- _Section du texte_:
Rapport Bouchard-Taylor

Un rendez-vous manqué pour les femmes

Commission BT - le rapport «Fonder l’avenir - Le temps de la conciliation»



Après avoir suscité attentes, craintes et espoirs, les commissaires Bouchard et Taylor ont finalement remis leur rapport. Dire qu’il était attendu est un euphémisme. Mais est-il à la hauteur de la réputation de ces deux intellectuels ?
Personnellement, je dois avouer ma grande déception car, hélas, ils ont enfoncé le clou de la grande méprise : la confusion entre demandes d’accommodements pour motifs religieux et immigration. Ils le disent pourtant eux-mêmes, ce ne sont pas que les immigrants qui font de telles demandes. Et c’est vrai. Pensons aux créationnistes, aux hassidims, aux adventistes, aux mormons polygames, aux Témoins de Jéhovah nés ici, vivant ici depuis toujours. Alors pourquoi continuer d’alimenter cette confusion ? C’est cette façon de présenter le problème qui a aggravé l’opposition entre NOUS et EUX.

- _Matériel fourni_:
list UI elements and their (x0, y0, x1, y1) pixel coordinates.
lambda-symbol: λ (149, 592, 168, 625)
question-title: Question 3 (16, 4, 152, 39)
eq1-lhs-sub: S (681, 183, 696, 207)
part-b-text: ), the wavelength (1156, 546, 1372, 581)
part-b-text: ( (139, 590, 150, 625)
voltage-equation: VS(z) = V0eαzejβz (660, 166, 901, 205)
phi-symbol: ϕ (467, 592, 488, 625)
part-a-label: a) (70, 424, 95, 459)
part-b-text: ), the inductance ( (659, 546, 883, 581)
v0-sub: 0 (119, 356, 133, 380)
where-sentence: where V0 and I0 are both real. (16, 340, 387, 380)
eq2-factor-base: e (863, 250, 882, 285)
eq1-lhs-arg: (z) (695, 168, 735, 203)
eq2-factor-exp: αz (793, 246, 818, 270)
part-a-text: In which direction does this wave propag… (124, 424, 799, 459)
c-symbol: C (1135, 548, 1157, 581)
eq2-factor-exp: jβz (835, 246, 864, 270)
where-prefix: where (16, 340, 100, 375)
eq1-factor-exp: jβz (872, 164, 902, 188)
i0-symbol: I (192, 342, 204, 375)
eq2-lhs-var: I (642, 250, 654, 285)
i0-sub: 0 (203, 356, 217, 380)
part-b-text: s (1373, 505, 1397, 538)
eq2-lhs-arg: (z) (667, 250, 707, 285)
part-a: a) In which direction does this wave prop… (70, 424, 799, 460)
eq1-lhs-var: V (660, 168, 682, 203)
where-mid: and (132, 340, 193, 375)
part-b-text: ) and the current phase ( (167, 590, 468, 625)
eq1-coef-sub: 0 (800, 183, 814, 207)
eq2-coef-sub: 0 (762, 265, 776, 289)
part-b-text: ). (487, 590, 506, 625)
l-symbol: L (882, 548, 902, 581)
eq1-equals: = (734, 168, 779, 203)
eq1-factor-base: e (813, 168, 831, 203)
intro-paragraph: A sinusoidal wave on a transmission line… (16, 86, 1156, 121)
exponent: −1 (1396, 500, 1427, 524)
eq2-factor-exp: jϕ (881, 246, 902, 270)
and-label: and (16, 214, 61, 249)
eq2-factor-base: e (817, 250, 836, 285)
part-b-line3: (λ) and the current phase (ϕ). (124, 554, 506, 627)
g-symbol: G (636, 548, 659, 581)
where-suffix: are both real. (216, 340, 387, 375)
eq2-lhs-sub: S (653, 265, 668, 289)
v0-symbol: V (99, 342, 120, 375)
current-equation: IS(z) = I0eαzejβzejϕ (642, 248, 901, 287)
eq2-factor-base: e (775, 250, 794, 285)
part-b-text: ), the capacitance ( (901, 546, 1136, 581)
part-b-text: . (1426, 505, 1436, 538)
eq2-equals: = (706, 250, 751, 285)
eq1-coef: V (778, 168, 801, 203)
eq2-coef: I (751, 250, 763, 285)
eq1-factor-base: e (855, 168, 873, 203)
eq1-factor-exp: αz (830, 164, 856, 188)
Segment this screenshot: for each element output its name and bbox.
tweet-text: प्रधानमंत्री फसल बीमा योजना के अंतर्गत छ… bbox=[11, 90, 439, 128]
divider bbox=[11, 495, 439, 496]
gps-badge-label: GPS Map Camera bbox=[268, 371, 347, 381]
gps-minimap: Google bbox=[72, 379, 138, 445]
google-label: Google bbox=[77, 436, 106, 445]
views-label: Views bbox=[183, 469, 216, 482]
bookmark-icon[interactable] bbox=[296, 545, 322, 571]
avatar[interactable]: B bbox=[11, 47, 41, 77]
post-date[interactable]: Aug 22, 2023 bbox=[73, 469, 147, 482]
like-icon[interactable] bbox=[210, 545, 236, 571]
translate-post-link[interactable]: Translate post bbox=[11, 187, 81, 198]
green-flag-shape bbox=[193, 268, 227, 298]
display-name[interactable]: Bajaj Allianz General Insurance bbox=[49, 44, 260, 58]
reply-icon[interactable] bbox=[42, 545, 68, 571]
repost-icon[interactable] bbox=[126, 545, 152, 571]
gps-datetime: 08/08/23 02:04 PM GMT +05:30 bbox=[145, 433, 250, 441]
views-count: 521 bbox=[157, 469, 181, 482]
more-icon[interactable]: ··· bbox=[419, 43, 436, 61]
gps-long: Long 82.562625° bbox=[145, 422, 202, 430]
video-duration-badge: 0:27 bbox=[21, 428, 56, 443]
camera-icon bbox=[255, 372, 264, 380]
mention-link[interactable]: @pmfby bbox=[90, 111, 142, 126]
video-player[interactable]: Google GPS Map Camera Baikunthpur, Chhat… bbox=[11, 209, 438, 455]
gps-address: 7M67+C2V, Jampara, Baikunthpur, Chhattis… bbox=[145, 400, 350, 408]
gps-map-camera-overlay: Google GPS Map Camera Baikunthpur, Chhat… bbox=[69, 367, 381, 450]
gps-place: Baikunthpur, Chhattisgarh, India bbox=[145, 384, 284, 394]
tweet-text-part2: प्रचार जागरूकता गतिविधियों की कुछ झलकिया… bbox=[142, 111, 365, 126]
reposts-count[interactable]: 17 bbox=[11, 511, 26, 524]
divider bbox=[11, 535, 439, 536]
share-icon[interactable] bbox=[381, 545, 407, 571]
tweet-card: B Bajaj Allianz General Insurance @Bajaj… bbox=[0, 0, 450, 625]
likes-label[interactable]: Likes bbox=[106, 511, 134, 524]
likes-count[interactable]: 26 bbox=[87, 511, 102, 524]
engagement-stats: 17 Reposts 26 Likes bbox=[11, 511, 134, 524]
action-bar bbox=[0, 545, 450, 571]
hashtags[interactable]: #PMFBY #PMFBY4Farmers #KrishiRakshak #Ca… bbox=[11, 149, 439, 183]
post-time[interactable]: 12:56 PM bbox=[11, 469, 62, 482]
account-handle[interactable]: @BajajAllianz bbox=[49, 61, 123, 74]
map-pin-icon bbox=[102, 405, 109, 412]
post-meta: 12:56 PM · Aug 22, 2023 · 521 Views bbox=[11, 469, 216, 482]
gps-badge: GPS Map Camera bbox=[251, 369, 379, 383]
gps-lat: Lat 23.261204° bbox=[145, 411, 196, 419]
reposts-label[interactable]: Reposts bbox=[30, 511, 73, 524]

- _À faire_:
1 > Citez mot pour mot le passage du texte sur le rapport Bouchard-Taylor qui va de « Après avoir suscité » jusqu'à « deux intellectuels ? ».
2 > D'après le texte sur le rapport Bouchard-Taylor, quelle confusion les commissaires ont-ils renforcée ?
3 > Selon le texte sur le rapport Bouchard-Taylor, pourquoi la confusion entre demandes d'accommodements religieux et immigration n'est-elle pas justifiée ?
Appuyez-vous uniquement sur le texte pour répondre.

- _Réponses par tâche_:
1 >
Après avoir suscité attentes, craintes et espoirs, les commissaires Bouchard et Taylor ont finalement remis leur rapport. Dire qu’il était attendu est un euphémisme. Mais est-il à la hauteur de la réputation de ces deux intellectuels ?

2 > La confusion entre les demandes d'accommodements pour motifs religieux et l'immigration.

3 > Les commissaires le reconnaissent eux-mêmes : les immigrants ne sont pas les seuls à faire de telles demandes. Le texte cite les créationnistes, les hassidims, les adventistes, les mormons polygames et les Témoins de Jéhovah nés ici et y vivant depuis toujours.